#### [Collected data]
========
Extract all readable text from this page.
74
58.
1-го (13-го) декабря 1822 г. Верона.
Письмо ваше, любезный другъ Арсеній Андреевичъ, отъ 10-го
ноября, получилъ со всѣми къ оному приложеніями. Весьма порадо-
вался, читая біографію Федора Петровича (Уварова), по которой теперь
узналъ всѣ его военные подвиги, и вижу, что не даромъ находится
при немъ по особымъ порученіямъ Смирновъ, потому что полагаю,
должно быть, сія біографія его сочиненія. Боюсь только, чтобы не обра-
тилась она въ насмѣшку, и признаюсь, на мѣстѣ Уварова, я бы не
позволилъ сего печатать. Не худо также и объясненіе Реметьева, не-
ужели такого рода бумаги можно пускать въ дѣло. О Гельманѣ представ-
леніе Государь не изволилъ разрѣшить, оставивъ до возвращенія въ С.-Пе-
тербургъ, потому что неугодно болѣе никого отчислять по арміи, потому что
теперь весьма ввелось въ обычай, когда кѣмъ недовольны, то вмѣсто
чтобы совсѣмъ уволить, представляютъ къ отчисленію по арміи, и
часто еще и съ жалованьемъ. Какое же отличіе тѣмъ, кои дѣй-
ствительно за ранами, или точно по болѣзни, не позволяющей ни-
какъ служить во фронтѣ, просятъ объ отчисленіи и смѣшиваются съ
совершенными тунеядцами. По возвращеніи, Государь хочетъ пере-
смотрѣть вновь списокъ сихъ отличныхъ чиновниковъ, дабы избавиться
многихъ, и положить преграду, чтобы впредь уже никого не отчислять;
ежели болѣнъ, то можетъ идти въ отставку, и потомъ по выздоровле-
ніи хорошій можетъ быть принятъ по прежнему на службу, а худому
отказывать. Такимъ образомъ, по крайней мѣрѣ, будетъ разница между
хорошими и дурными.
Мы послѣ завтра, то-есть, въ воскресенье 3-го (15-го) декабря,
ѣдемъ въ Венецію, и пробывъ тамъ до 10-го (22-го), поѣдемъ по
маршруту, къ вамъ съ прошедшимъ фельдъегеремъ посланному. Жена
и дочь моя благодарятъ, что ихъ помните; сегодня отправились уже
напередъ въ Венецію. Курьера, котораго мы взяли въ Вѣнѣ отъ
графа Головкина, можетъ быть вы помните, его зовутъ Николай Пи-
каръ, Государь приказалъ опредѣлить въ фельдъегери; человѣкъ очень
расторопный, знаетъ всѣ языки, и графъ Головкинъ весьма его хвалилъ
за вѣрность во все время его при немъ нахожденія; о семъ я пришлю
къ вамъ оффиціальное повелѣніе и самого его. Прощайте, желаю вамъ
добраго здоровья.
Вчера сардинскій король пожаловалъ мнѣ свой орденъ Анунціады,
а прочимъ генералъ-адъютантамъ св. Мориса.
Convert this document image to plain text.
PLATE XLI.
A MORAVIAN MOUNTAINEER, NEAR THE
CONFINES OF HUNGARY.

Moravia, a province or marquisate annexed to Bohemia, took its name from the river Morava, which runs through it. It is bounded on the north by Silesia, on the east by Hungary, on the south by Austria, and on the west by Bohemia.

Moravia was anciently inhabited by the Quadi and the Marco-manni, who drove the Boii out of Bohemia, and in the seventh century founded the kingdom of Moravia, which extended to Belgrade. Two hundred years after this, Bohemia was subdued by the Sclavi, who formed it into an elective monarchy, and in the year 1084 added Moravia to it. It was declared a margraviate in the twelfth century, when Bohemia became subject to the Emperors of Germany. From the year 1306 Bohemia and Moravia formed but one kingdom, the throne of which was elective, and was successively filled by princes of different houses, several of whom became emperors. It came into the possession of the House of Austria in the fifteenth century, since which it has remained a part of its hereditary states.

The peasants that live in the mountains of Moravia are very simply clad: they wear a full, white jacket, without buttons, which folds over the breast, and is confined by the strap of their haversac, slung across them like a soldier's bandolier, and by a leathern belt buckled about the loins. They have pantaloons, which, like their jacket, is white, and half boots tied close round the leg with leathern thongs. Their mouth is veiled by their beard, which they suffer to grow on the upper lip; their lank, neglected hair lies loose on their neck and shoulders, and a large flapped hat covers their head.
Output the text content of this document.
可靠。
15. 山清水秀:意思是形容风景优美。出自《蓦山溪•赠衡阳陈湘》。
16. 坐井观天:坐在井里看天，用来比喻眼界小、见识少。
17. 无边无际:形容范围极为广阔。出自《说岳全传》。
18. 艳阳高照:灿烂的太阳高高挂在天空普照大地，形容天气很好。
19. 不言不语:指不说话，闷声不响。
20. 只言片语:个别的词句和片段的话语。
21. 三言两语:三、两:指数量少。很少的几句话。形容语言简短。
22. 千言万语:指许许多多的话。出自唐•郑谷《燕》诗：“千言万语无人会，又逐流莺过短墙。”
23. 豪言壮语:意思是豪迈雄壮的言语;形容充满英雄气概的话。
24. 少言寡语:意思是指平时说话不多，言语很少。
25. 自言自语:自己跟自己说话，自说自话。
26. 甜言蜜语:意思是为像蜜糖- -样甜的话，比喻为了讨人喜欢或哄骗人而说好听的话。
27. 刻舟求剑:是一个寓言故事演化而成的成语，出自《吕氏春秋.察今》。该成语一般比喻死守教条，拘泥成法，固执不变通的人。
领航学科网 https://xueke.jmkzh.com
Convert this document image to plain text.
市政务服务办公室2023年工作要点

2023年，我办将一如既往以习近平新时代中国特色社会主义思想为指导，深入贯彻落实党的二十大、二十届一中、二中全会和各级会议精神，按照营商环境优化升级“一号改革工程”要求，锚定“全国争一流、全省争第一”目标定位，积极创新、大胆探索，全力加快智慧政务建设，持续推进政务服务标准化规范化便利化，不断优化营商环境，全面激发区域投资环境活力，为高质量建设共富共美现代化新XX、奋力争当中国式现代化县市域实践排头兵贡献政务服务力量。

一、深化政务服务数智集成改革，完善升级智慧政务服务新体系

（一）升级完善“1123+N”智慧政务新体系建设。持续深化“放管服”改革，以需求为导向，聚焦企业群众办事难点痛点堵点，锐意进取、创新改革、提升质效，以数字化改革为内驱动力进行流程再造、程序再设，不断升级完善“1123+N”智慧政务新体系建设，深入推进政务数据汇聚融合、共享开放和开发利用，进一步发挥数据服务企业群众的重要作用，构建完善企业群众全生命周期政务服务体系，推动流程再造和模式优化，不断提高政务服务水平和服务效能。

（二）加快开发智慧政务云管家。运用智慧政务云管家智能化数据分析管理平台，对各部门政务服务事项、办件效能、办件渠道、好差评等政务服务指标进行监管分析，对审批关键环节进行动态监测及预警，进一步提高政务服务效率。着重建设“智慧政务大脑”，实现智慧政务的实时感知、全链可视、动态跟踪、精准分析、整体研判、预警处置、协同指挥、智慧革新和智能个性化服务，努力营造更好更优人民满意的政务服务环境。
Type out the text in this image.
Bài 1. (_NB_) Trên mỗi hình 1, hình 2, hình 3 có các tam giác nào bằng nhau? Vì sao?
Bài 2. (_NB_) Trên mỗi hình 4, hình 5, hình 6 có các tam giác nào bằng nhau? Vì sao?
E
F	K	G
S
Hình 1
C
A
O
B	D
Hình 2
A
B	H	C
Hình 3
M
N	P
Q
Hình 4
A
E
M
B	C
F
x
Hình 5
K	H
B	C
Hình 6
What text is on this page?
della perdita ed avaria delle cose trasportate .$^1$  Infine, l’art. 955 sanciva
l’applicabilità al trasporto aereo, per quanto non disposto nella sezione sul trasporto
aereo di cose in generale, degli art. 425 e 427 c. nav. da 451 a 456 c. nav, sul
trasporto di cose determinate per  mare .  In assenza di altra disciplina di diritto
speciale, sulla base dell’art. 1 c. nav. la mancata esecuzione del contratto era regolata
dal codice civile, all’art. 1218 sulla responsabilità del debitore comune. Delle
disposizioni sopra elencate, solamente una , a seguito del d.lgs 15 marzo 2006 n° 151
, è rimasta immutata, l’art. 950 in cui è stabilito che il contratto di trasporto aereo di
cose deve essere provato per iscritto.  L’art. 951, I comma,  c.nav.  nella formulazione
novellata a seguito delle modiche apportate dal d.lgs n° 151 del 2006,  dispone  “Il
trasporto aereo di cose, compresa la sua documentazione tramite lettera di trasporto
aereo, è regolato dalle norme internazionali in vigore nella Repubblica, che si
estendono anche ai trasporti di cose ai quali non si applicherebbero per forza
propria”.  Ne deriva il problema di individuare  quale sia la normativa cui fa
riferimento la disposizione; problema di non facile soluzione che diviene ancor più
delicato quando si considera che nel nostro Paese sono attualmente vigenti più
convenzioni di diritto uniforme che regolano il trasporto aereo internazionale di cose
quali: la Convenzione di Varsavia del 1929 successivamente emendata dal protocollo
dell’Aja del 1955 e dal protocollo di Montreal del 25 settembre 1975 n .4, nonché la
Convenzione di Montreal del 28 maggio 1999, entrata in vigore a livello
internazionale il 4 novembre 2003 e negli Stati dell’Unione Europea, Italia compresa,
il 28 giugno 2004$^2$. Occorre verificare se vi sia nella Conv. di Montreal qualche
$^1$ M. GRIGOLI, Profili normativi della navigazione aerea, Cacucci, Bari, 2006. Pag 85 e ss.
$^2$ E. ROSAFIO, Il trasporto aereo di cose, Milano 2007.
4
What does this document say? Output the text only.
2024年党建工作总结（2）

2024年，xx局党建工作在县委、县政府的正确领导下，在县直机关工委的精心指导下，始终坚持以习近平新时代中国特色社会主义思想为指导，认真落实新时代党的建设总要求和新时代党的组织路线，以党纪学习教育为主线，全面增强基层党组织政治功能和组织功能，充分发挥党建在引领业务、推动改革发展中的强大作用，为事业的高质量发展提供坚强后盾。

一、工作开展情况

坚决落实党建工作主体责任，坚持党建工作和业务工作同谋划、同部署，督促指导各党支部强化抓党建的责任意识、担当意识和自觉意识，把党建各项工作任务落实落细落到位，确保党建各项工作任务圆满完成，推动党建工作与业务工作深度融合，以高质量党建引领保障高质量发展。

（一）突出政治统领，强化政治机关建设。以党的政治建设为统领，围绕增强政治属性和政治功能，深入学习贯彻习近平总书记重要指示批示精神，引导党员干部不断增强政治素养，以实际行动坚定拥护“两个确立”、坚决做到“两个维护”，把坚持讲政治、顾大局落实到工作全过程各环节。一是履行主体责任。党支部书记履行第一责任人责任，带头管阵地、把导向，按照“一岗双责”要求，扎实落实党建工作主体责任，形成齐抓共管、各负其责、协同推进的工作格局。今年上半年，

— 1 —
========
Gather every line from the entries above where the word "помните" appears, and copy them.

и дочь моя благодарятъ, что ихъ помните; сегодня отправились уже
графа Головкина, можетъ быть вы помните, его зовутъ Николай Пи-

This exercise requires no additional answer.